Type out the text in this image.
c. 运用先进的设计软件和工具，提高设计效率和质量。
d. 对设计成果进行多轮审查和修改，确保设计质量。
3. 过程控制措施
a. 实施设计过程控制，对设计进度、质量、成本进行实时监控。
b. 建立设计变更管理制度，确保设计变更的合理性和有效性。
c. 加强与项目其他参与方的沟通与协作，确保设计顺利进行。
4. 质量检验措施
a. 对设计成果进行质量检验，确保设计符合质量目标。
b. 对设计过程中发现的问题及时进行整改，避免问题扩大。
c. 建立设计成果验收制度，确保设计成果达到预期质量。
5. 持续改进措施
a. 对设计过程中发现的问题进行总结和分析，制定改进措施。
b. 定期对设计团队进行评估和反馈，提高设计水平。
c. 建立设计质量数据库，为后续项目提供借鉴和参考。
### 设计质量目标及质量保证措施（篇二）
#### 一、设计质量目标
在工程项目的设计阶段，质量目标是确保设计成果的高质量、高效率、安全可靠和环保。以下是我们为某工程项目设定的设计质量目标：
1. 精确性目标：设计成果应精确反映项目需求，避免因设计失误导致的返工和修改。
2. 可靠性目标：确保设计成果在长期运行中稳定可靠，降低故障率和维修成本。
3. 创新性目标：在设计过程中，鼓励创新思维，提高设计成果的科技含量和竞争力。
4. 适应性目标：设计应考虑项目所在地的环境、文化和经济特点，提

-- -- --

**Task to carry out**
Set down the listing above in full, please, exactly as it appears.

**Reply**
Type out the text in this image.
c. 运用先进的设计软件和工具，提高设计效率和质量。
d. 对设计成果进行多轮审查和修改，确保设计质量。
3. 过程控制措施
a. 实施设计过程控制，对设计进度、质量、成本进行实时监控。
b. 建立设计变更管理制度，确保设计变更的合理性和有效性。
c. 加强与项目其他参与方的沟通与协作，确保设计顺利进行。
4. 质量检验措施
a. 对设计成果进行质量检验，确保设计符合质量目标。
b. 对设计过程中发现的问题及时进行整改，避免问题扩大。
c. 建立设计成果验收制度，确保设计成果达到预期质量。
5. 持续改进措施
a. 对设计过程中发现的问题进行总结和分析，制定改进措施。
b. 定期对设计团队进行评估和反馈，提高设计水平。
c. 建立设计质量数据库，为后续项目提供借鉴和参考。
### 设计质量目标及质量保证措施（篇二）
#### 一、设计质量目标
在工程项目的设计阶段，质量目标是确保设计成果的高质量、高效率、安全可靠和环保。以下是我们为某工程项目设定的设计质量目标：
1. 精确性目标：设计成果应精确反映项目需求，避免因设计失误导致的返工和修改。
2. 可靠性目标：确保设计成果在长期运行中稳定可靠，降低故障率和维修成本。
3. 创新性目标：在设计过程中，鼓励创新思维，提高设计成果的科技含量和竞争力。
4. 适应性目标：设计应考虑项目所在地的环境、文化和经济特点，提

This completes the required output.